Records that describe figures
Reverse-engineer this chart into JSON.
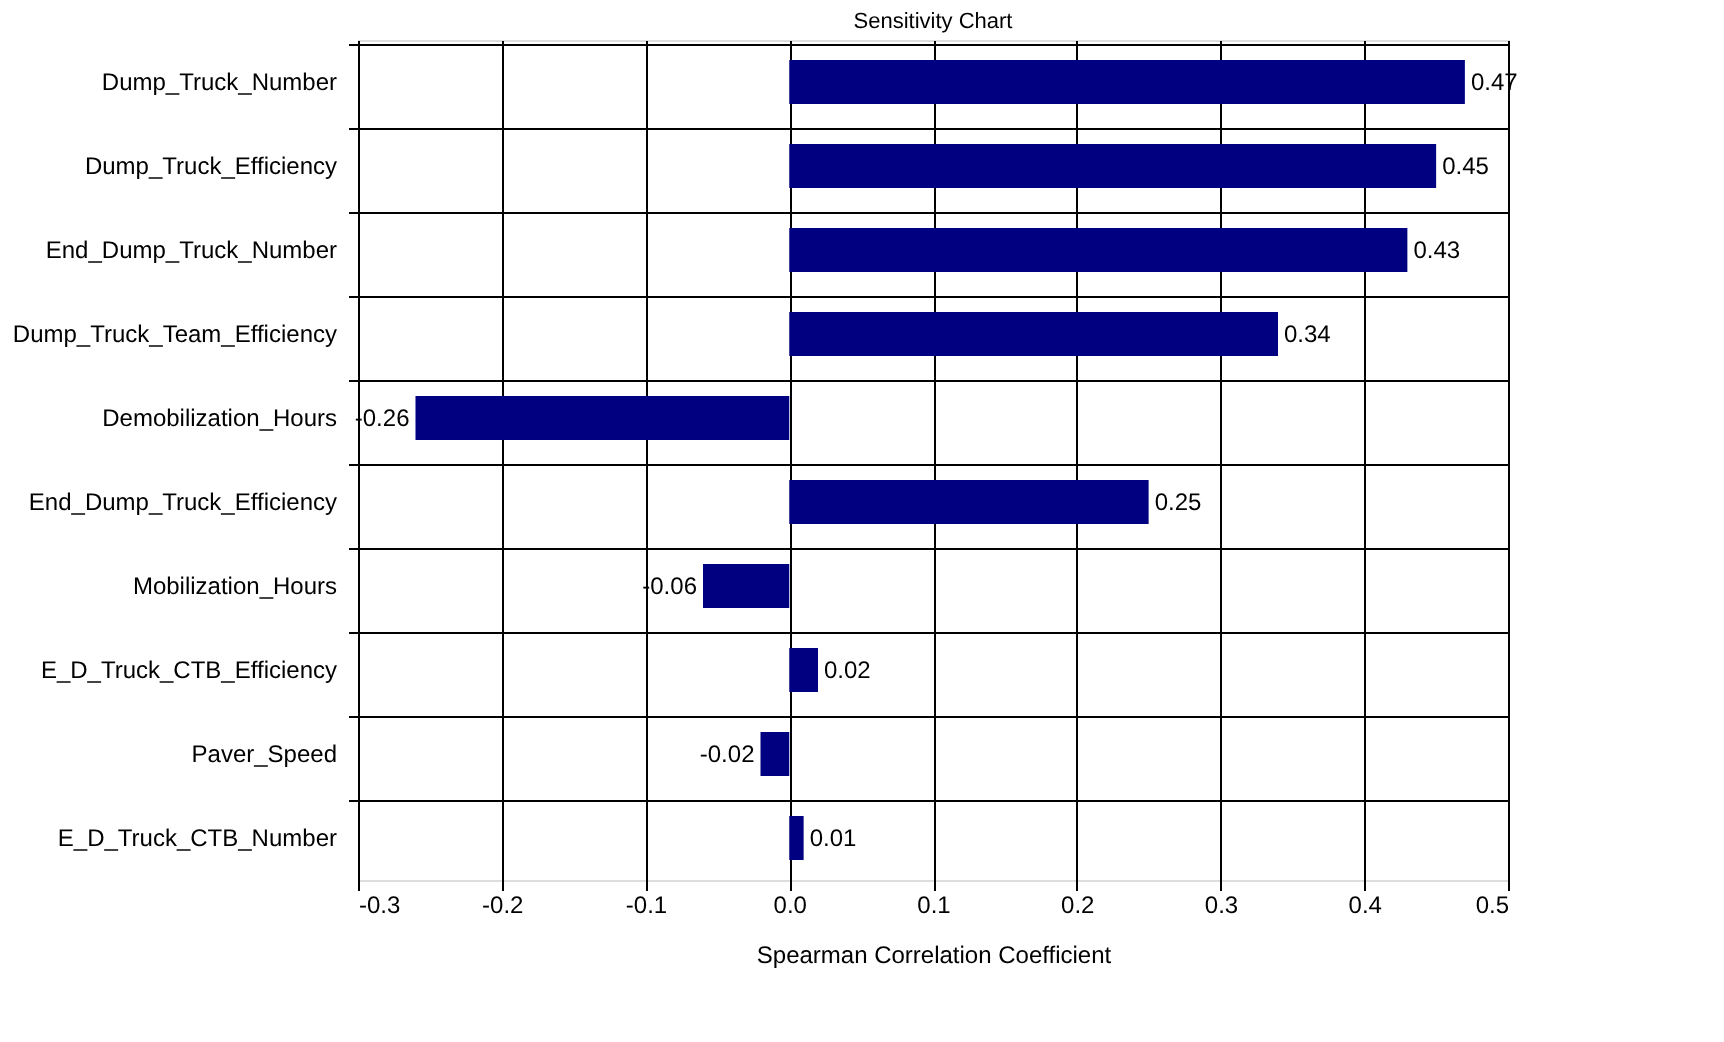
{
  "chart_data": {
    "type": "bar",
    "orientation": "horizontal",
    "title": "Sensitivity Chart",
    "xlabel": "Spearman Correlation Coefficient",
    "categories": [
      "Dump_Truck_Number",
      "Dump_Truck_Efficiency",
      "End_Dump_Truck_Number",
      "Dump_Truck_Team_Efficiency",
      "Demobilization_Hours",
      "End_Dump_Truck_Efficiency",
      "Mobilization_Hours",
      "E_D_Truck_CTB_Efficiency",
      "Paver_Speed",
      "E_D_Truck_CTB_Number"
    ],
    "values": [
      0.47,
      0.45,
      0.43,
      0.34,
      -0.26,
      0.25,
      -0.06,
      0.02,
      -0.02,
      0.01
    ],
    "color": "#000080",
    "data_labels": true,
    "grid": true,
    "xlim": [
      -0.3,
      0.5
    ],
    "xticks": [
      -0.3,
      -0.2,
      -0.1,
      {
        "value": 0,
        "label": "0.0"
      },
      0.1,
      0.2,
      0.3,
      0.4,
      0.5
    ]
  }
}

§ Your objective: Quote the data above in full, leaving out the pictures it holds.

§ Solution for this exercise:
Reverse-engineer this chart into JSON.
{
  "chart_data": {
    "type": "bar",
    "orientation": "horizontal",
    "title": "Sensitivity Chart",
    "xlabel": "Spearman Correlation Coefficient",
    "categories": [
      "Dump_Truck_Number",
      "Dump_Truck_Efficiency",
      "End_Dump_Truck_Number",
      "Dump_Truck_Team_Efficiency",
      "Demobilization_Hours",
      "End_Dump_Truck_Efficiency",
      "Mobilization_Hours",
      "E_D_Truck_CTB_Efficiency",
      "Paver_Speed",
      "E_D_Truck_CTB_Number"
    ],
    "values": [
      0.47,
      0.45,
      0.43,
      0.34,
      -0.26,
      0.25,
      -0.06,
      0.02,
      -0.02,
      0.01
    ],
    "color": "#000080",
    "data_labels": true,
    "grid": true,
    "xlim": [
      -0.3,
      0.5
    ],
    "xticks": [
      -0.3,
      -0.2,
      -0.1,
      {
        "value": 0,
        "label": "0.0"
      },
      0.1,
      0.2,
      0.3,
      0.4,
      0.5
    ]
  }
}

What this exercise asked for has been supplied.